## WORK TO DO
Leave out any picture and return the remaining listing below exactly as given.

## INPUT DATA
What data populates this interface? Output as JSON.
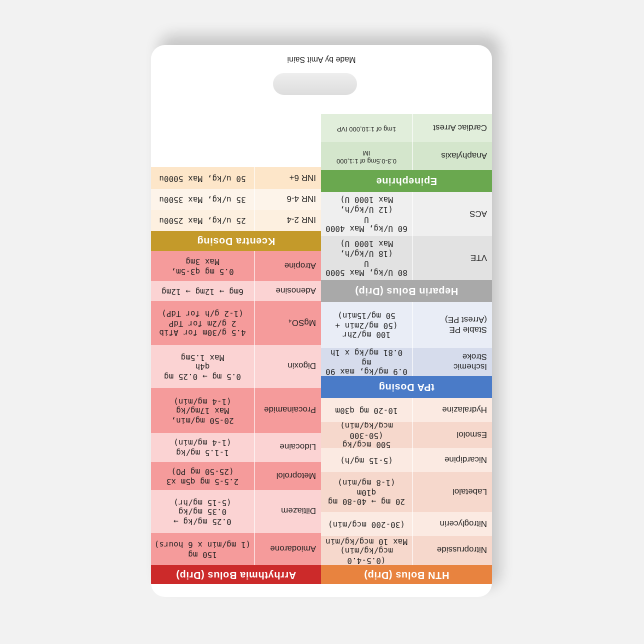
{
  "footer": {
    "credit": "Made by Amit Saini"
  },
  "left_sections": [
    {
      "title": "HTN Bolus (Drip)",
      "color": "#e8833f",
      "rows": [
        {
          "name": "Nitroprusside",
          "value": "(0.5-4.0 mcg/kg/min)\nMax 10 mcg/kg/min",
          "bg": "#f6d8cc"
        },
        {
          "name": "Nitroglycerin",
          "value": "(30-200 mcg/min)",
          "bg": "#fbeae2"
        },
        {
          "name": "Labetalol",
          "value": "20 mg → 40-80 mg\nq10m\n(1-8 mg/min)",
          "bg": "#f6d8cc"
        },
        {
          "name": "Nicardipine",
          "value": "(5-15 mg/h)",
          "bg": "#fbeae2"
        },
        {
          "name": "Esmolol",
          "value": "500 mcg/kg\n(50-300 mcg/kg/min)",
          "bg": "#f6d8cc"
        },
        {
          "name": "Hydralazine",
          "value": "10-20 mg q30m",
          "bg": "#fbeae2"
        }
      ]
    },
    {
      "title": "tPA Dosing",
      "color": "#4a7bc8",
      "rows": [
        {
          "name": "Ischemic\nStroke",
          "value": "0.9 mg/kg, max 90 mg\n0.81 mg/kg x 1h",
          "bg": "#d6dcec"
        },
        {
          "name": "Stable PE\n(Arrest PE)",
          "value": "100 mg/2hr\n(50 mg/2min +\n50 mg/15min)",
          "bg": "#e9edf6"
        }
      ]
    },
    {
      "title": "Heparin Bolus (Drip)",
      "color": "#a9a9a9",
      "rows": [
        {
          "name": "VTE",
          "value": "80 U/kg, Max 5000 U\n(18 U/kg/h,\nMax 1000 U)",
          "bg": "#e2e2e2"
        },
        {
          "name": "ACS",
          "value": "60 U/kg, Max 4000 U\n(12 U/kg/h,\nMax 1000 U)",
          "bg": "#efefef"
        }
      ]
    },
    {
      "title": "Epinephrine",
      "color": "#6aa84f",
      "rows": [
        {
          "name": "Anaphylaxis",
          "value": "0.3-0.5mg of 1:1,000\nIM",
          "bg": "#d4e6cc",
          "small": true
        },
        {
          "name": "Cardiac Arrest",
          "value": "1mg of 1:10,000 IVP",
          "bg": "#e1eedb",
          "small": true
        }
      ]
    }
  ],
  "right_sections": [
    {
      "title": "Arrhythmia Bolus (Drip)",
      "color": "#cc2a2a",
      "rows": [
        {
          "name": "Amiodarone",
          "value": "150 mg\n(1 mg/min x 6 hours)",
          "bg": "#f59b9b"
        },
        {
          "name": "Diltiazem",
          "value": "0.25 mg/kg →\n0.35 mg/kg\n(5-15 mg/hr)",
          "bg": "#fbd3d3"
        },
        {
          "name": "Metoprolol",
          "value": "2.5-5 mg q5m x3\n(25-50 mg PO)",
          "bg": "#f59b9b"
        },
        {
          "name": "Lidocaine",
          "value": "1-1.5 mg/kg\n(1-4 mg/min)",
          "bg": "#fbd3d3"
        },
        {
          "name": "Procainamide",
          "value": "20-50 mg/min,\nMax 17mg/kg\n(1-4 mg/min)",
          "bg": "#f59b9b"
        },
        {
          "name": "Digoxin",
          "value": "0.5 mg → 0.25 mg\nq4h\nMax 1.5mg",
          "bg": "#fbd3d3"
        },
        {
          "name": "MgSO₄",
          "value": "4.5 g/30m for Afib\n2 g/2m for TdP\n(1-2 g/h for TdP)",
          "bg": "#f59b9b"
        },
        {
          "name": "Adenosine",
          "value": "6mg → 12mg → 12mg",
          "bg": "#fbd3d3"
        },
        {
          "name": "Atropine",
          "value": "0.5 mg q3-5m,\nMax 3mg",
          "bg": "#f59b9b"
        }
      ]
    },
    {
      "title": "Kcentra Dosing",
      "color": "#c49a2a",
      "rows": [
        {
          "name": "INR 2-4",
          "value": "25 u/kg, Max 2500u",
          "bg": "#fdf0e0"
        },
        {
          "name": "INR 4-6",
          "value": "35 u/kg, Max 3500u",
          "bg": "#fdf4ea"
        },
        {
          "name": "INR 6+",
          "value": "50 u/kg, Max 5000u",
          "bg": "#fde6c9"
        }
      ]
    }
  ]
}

## FINISHED TASK
What data populates this interface? Output as JSON.
{
  "footer": {
    "credit": "Made by Amit Saini"
  },
  "left_sections": [
    {
      "title": "HTN Bolus (Drip)",
      "color": "#e8833f",
      "rows": [
        {
          "name": "Nitroprusside",
          "value": "(0.5-4.0 mcg/kg/min)\nMax 10 mcg/kg/min",
          "bg": "#f6d8cc"
        },
        {
          "name": "Nitroglycerin",
          "value": "(30-200 mcg/min)",
          "bg": "#fbeae2"
        },
        {
          "name": "Labetalol",
          "value": "20 mg → 40-80 mg\nq10m\n(1-8 mg/min)",
          "bg": "#f6d8cc"
        },
        {
          "name": "Nicardipine",
          "value": "(5-15 mg/h)",
          "bg": "#fbeae2"
        },
        {
          "name": "Esmolol",
          "value": "500 mcg/kg\n(50-300 mcg/kg/min)",
          "bg": "#f6d8cc"
        },
        {
          "name": "Hydralazine",
          "value": "10-20 mg q30m",
          "bg": "#fbeae2"
        }
      ]
    },
    {
      "title": "tPA Dosing",
      "color": "#4a7bc8",
      "rows": [
        {
          "name": "Ischemic\nStroke",
          "value": "0.9 mg/kg, max 90 mg\n0.81 mg/kg x 1h",
          "bg": "#d6dcec"
        },
        {
          "name": "Stable PE\n(Arrest PE)",
          "value": "100 mg/2hr\n(50 mg/2min +\n50 mg/15min)",
          "bg": "#e9edf6"
        }
      ]
    },
    {
      "title": "Heparin Bolus (Drip)",
      "color": "#a9a9a9",
      "rows": [
        {
          "name": "VTE",
          "value": "80 U/kg, Max 5000 U\n(18 U/kg/h,\nMax 1000 U)",
          "bg": "#e2e2e2"
        },
        {
          "name": "ACS",
          "value": "60 U/kg, Max 4000 U\n(12 U/kg/h,\nMax 1000 U)",
          "bg": "#efefef"
        }
      ]
    },
    {
      "title": "Epinephrine",
      "color": "#6aa84f",
      "rows": [
        {
          "name": "Anaphylaxis",
          "value": "0.3-0.5mg of 1:1,000\nIM",
          "bg": "#d4e6cc",
          "small": true
        },
        {
          "name": "Cardiac Arrest",
          "value": "1mg of 1:10,000 IVP",
          "bg": "#e1eedb",
          "small": true
        }
      ]
    }
  ],
  "right_sections": [
    {
      "title": "Arrhythmia Bolus (Drip)",
      "color": "#cc2a2a",
      "rows": [
        {
          "name": "Amiodarone",
          "value": "150 mg\n(1 mg/min x 6 hours)",
          "bg": "#f59b9b"
        },
        {
          "name": "Diltiazem",
          "value": "0.25 mg/kg →\n0.35 mg/kg\n(5-15 mg/hr)",
          "bg": "#fbd3d3"
        },
        {
          "name": "Metoprolol",
          "value": "2.5-5 mg q5m x3\n(25-50 mg PO)",
          "bg": "#f59b9b"
        },
        {
          "name": "Lidocaine",
          "value": "1-1.5 mg/kg\n(1-4 mg/min)",
          "bg": "#fbd3d3"
        },
        {
          "name": "Procainamide",
          "value": "20-50 mg/min,\nMax 17mg/kg\n(1-4 mg/min)",
          "bg": "#f59b9b"
        },
        {
          "name": "Digoxin",
          "value": "0.5 mg → 0.25 mg\nq4h\nMax 1.5mg",
          "bg": "#fbd3d3"
        },
        {
          "name": "MgSO₄",
          "value": "4.5 g/30m for Afib\n2 g/2m for TdP\n(1-2 g/h for TdP)",
          "bg": "#f59b9b"
        },
        {
          "name": "Adenosine",
          "value": "6mg → 12mg → 12mg",
          "bg": "#fbd3d3"
        },
        {
          "name": "Atropine",
          "value": "0.5 mg q3-5m,\nMax 3mg",
          "bg": "#f59b9b"
        }
      ]
    },
    {
      "title": "Kcentra Dosing",
      "color": "#c49a2a",
      "rows": [
        {
          "name": "INR 2-4",
          "value": "25 u/kg, Max 2500u",
          "bg": "#fdf0e0"
        },
        {
          "name": "INR 4-6",
          "value": "35 u/kg, Max 3500u",
          "bg": "#fdf4ea"
        },
        {
          "name": "INR 6+",
          "value": "50 u/kg, Max 5000u",
          "bg": "#fde6c9"
        }
      ]
    }
  ]
}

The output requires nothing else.